Reply with one number only, the count of lines holding the string "Cost".

[Entries from a visual dataset]
#####
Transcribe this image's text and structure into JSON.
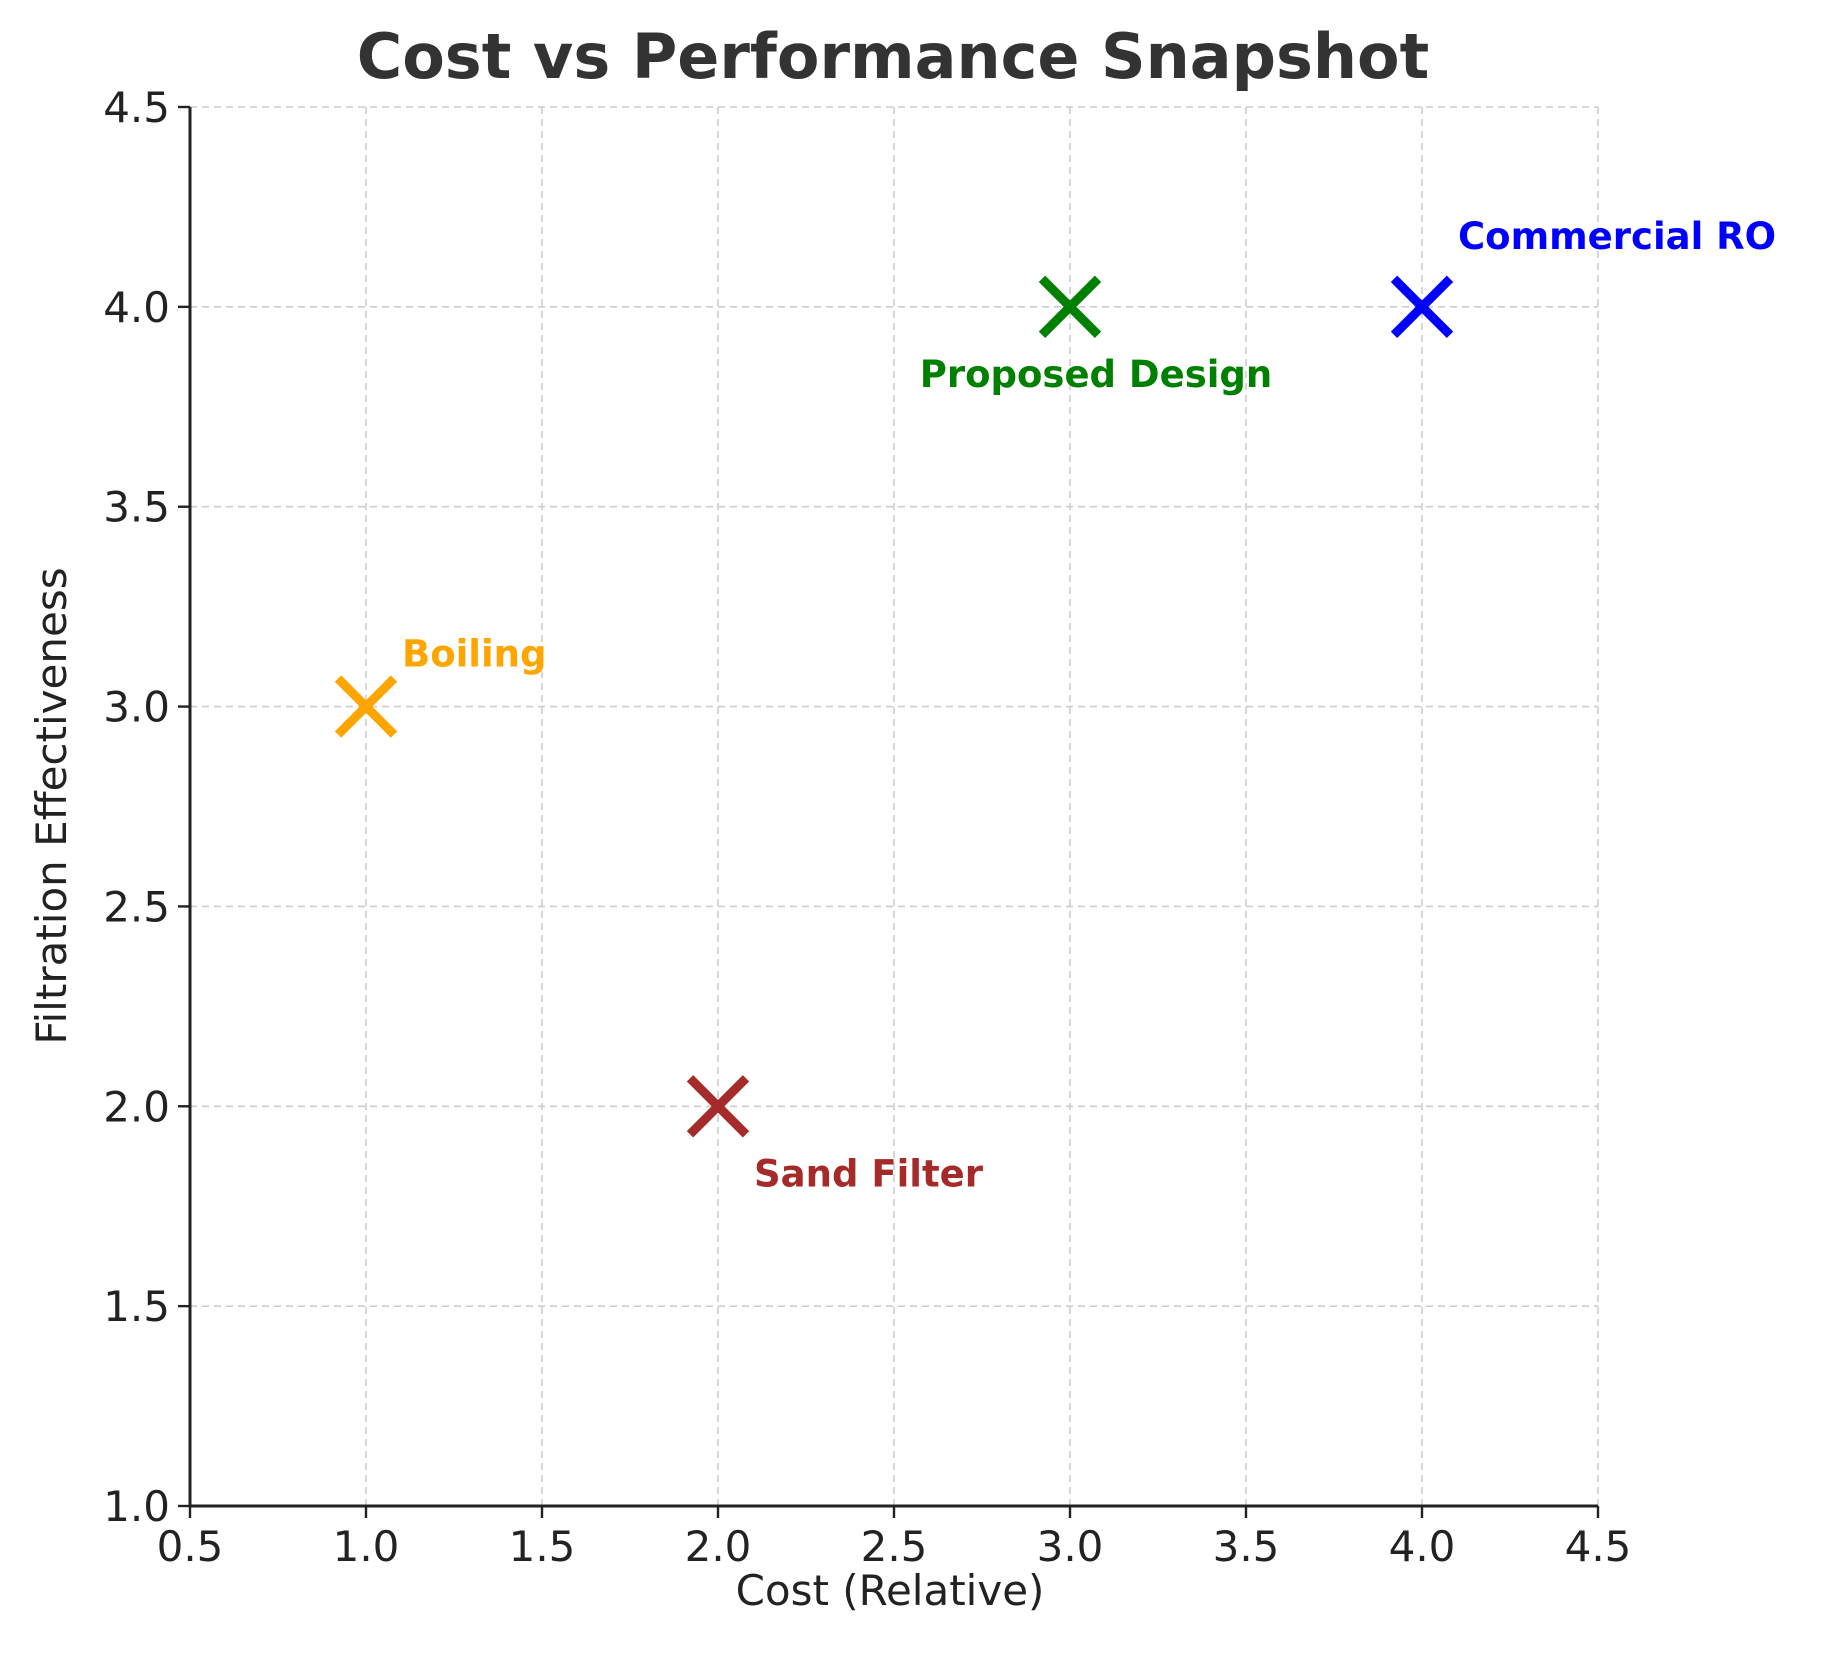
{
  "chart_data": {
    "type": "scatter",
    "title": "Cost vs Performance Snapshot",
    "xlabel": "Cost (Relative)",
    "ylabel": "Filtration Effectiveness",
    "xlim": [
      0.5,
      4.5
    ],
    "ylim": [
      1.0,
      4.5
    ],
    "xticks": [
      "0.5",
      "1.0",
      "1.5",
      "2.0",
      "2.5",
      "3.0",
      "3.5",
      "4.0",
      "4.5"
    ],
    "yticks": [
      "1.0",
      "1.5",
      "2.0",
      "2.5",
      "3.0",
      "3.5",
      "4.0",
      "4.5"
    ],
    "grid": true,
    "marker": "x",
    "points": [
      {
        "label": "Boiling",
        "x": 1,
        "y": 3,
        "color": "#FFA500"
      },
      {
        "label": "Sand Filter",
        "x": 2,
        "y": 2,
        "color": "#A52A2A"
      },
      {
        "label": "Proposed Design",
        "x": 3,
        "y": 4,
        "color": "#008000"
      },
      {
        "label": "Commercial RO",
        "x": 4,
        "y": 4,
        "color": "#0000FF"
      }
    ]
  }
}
#####
> REPLY TO THE EXERCISE: 2